## Listed records
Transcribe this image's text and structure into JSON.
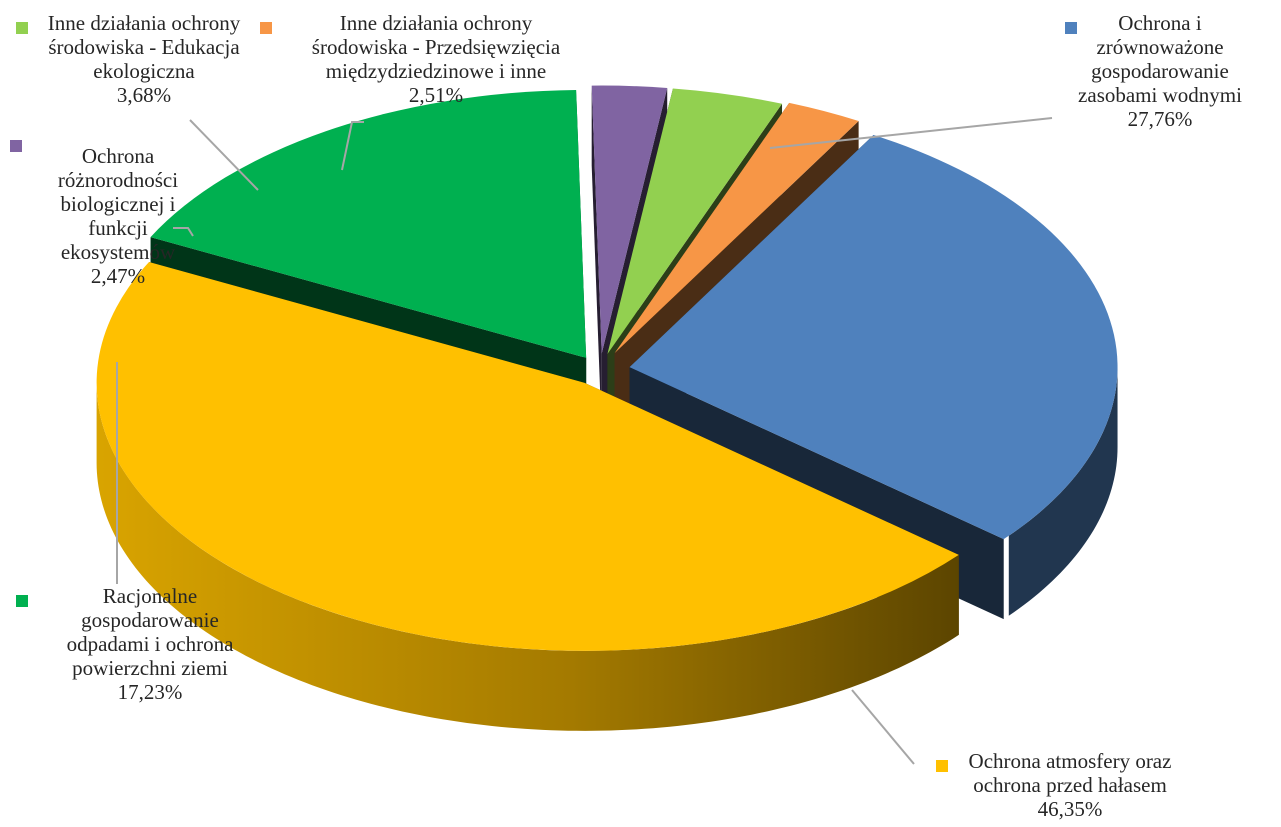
{
  "chart_data": {
    "type": "pie",
    "title": "",
    "slices": [
      {
        "label": [
          "Ochrona i",
          "zrównoważone",
          "gospodarowanie",
          "zasobami wodnymi"
        ],
        "value": 27.76,
        "value_label": "27,76%",
        "color": "#4F81BD"
      },
      {
        "label": [
          "Ochrona atmosfery oraz",
          "ochrona przed  hałasem"
        ],
        "value": 46.35,
        "value_label": "46,35%",
        "color": "#FFC000"
      },
      {
        "label": [
          "Racjonalne",
          "gospodarowanie",
          "odpadami i ochrona",
          "powierzchni ziemi"
        ],
        "value": 17.23,
        "value_label": "17,23%",
        "color": "#00B050"
      },
      {
        "label": [
          "Ochrona",
          "różnorodności",
          "biologicznej i",
          "funkcji",
          "ekosystemów"
        ],
        "value": 2.47,
        "value_label": "2,47%",
        "color": "#8064A2"
      },
      {
        "label": [
          "Inne działania ochrony",
          "środowiska - Edukacja",
          "ekologiczna"
        ],
        "value": 3.68,
        "value_label": "3,68%",
        "color": "#92D050"
      },
      {
        "label": [
          "Inne działania ochrony",
          "środowiska - Przedsięwzięcia",
          "międzydziedzinowe i inne"
        ],
        "value": 2.51,
        "value_label": "2,51%",
        "color": "#F79646"
      }
    ]
  }
}
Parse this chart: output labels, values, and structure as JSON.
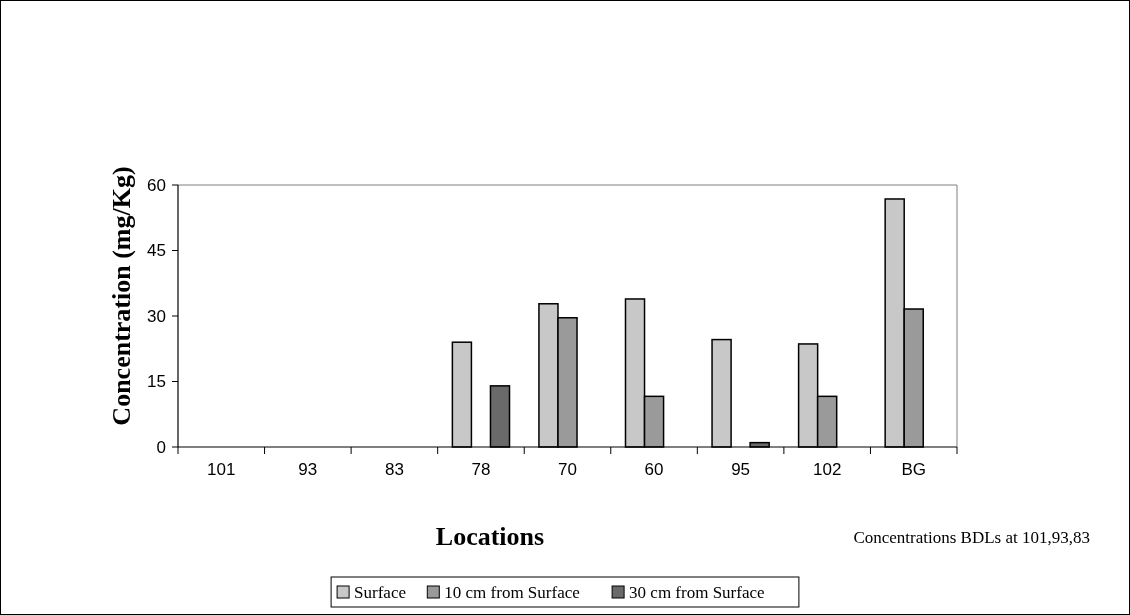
{
  "chart_data": {
    "type": "bar",
    "xlabel": "Locations",
    "ylabel": "Concentration (mg/Kg)",
    "categories": [
      "101",
      "93",
      "83",
      "78",
      "70",
      "60",
      "95",
      "102",
      "BG"
    ],
    "series": [
      {
        "name": "Surface",
        "color": "#c8c8c8",
        "values": [
          null,
          null,
          null,
          24,
          32.8,
          33.9,
          24.6,
          23.6,
          56.8
        ]
      },
      {
        "name": "10 cm from Surface",
        "color": "#9a9a9a",
        "values": [
          null,
          null,
          null,
          null,
          29.6,
          11.6,
          null,
          11.6,
          31.6
        ]
      },
      {
        "name": "30 cm from Surface",
        "color": "#6a6a6a",
        "values": [
          null,
          null,
          null,
          14,
          null,
          null,
          1,
          null,
          null
        ]
      }
    ],
    "ylim": [
      0,
      60
    ],
    "yticks": [
      0,
      15,
      30,
      45,
      60
    ],
    "grid": false,
    "legend": "bottom",
    "annotations": [
      "Concentrations BDLs at 101,93,83"
    ]
  }
}
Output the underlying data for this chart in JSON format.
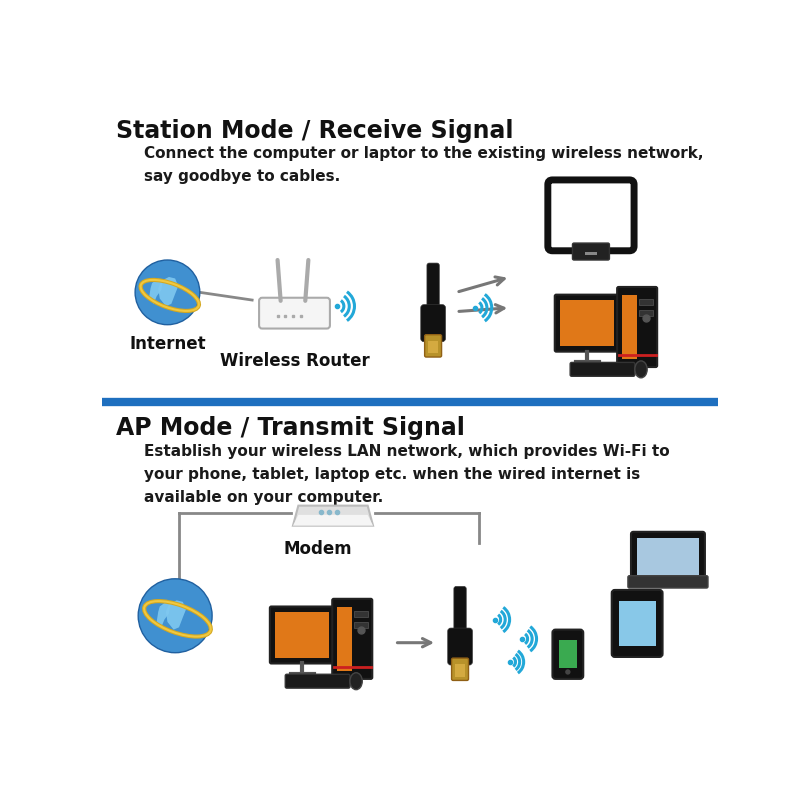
{
  "bg_color": "#ffffff",
  "divider_color": "#1e6fbf",
  "section1_title": "Station Mode / Receive Signal",
  "section2_title": "AP Mode / Transmit Signal",
  "section1_desc": "Connect the computer or laptor to the existing wireless network,\nsay goodbye to cables.",
  "section2_desc": "Establish your wireless LAN network, which provides Wi-Fi to\nyour phone, tablet, laptop etc. when the wired internet is\navailable on your computer.",
  "label_internet": "Internet",
  "label_router": "Wireless Router",
  "label_modem": "Modem",
  "title_fontsize": 17,
  "desc_fontsize": 11,
  "label_fontsize": 11,
  "wifi_color": "#22a8d8",
  "arrow_color": "#777777",
  "icon_dark": "#1a1a1a",
  "icon_gray": "#888888",
  "orange": "#e07818",
  "globe_blue": "#1565c0",
  "globe_land": "#4a9fd4",
  "globe_land2": "#ffffff",
  "router_body": "#f0f0f0",
  "modem_body": "#e8e8e8"
}
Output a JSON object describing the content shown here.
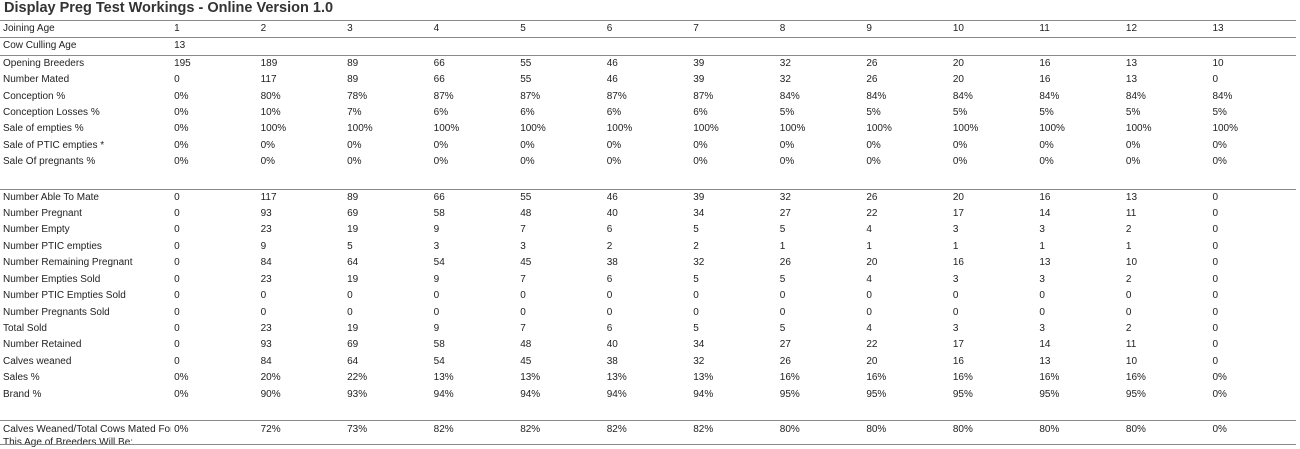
{
  "title": "Display Preg Test Workings - Online Version 1.0",
  "columns": [
    "1",
    "2",
    "3",
    "4",
    "5",
    "6",
    "7",
    "8",
    "9",
    "10",
    "11",
    "12",
    "13"
  ],
  "header": {
    "joining_age_label": "Joining Age",
    "cow_culling_age_label": "Cow Culling Age",
    "cow_culling_age_value": "13"
  },
  "section1": [
    {
      "label": "Opening Breeders",
      "values": [
        "195",
        "189",
        "89",
        "66",
        "55",
        "46",
        "39",
        "32",
        "26",
        "20",
        "16",
        "13",
        "10"
      ]
    },
    {
      "label": "Number Mated",
      "values": [
        "0",
        "117",
        "89",
        "66",
        "55",
        "46",
        "39",
        "32",
        "26",
        "20",
        "16",
        "13",
        "0"
      ]
    },
    {
      "label": "Conception %",
      "values": [
        "0%",
        "80%",
        "78%",
        "87%",
        "87%",
        "87%",
        "87%",
        "84%",
        "84%",
        "84%",
        "84%",
        "84%",
        "84%"
      ]
    },
    {
      "label": "Conception Losses %",
      "values": [
        "0%",
        "10%",
        "7%",
        "6%",
        "6%",
        "6%",
        "6%",
        "5%",
        "5%",
        "5%",
        "5%",
        "5%",
        "5%"
      ]
    },
    {
      "label": "Sale of empties %",
      "values": [
        "0%",
        "100%",
        "100%",
        "100%",
        "100%",
        "100%",
        "100%",
        "100%",
        "100%",
        "100%",
        "100%",
        "100%",
        "100%"
      ]
    },
    {
      "label": "Sale of PTIC empties *",
      "values": [
        "0%",
        "0%",
        "0%",
        "0%",
        "0%",
        "0%",
        "0%",
        "0%",
        "0%",
        "0%",
        "0%",
        "0%",
        "0%"
      ]
    },
    {
      "label": "Sale Of pregnants %",
      "values": [
        "0%",
        "0%",
        "0%",
        "0%",
        "0%",
        "0%",
        "0%",
        "0%",
        "0%",
        "0%",
        "0%",
        "0%",
        "0%"
      ]
    }
  ],
  "section2": [
    {
      "label": "Number Able To Mate",
      "values": [
        "0",
        "117",
        "89",
        "66",
        "55",
        "46",
        "39",
        "32",
        "26",
        "20",
        "16",
        "13",
        "0"
      ]
    },
    {
      "label": "Number Pregnant",
      "values": [
        "0",
        "93",
        "69",
        "58",
        "48",
        "40",
        "34",
        "27",
        "22",
        "17",
        "14",
        "11",
        "0"
      ]
    },
    {
      "label": "Number Empty",
      "values": [
        "0",
        "23",
        "19",
        "9",
        "7",
        "6",
        "5",
        "5",
        "4",
        "3",
        "3",
        "2",
        "0"
      ]
    },
    {
      "label": "Number PTIC empties",
      "values": [
        "0",
        "9",
        "5",
        "3",
        "3",
        "2",
        "2",
        "1",
        "1",
        "1",
        "1",
        "1",
        "0"
      ]
    },
    {
      "label": "Number Remaining Pregnant",
      "values": [
        "0",
        "84",
        "64",
        "54",
        "45",
        "38",
        "32",
        "26",
        "20",
        "16",
        "13",
        "10",
        "0"
      ]
    },
    {
      "label": "Number Empties Sold",
      "values": [
        "0",
        "23",
        "19",
        "9",
        "7",
        "6",
        "5",
        "5",
        "4",
        "3",
        "3",
        "2",
        "0"
      ]
    },
    {
      "label": "Number PTIC Empties Sold",
      "values": [
        "0",
        "0",
        "0",
        "0",
        "0",
        "0",
        "0",
        "0",
        "0",
        "0",
        "0",
        "0",
        "0"
      ]
    },
    {
      "label": "Number Pregnants Sold",
      "values": [
        "0",
        "0",
        "0",
        "0",
        "0",
        "0",
        "0",
        "0",
        "0",
        "0",
        "0",
        "0",
        "0"
      ]
    },
    {
      "label": "Total Sold",
      "values": [
        "0",
        "23",
        "19",
        "9",
        "7",
        "6",
        "5",
        "5",
        "4",
        "3",
        "3",
        "2",
        "0"
      ]
    },
    {
      "label": "Number Retained",
      "values": [
        "0",
        "93",
        "69",
        "58",
        "48",
        "40",
        "34",
        "27",
        "22",
        "17",
        "14",
        "11",
        "0"
      ]
    },
    {
      "label": "Calves weaned",
      "values": [
        "0",
        "84",
        "64",
        "54",
        "45",
        "38",
        "32",
        "26",
        "20",
        "16",
        "13",
        "10",
        "0"
      ]
    },
    {
      "label": "Sales %",
      "values": [
        "0%",
        "20%",
        "22%",
        "13%",
        "13%",
        "13%",
        "13%",
        "16%",
        "16%",
        "16%",
        "16%",
        "16%",
        "0%"
      ]
    },
    {
      "label": "Brand %",
      "values": [
        "0%",
        "90%",
        "93%",
        "94%",
        "94%",
        "94%",
        "94%",
        "95%",
        "95%",
        "95%",
        "95%",
        "95%",
        "0%"
      ]
    }
  ],
  "section3": {
    "label_line1": "Calves Weaned/Total Cows Mated For",
    "label_line2": "This Age of Breeders Will Be:",
    "values": [
      "0%",
      "72%",
      "73%",
      "82%",
      "82%",
      "82%",
      "82%",
      "80%",
      "80%",
      "80%",
      "80%",
      "80%",
      "0%"
    ]
  }
}
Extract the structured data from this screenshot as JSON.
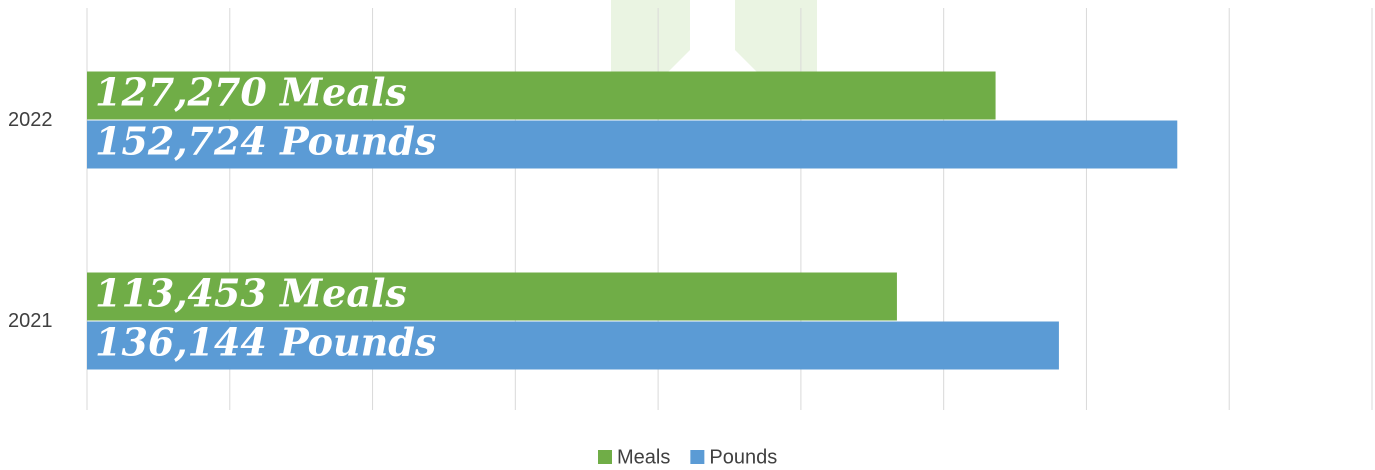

## Given request
Filter the listing above by the word "Number"; copy each line that passes.

## Expected output
      "label": "Number Mated",
      "label": "Number Able To Mate",
      "label": "Number Pregnant",
      "label": "Number Empty",
      "label": "Number PTIC empties",
      "label": "Number Remaining Pregnant",
      "label": "Number Empties Sold",
      "label": "Number PTIC Empties Sold",
      "label": "Number Pregnants Sold",
      "label": "Number Retained",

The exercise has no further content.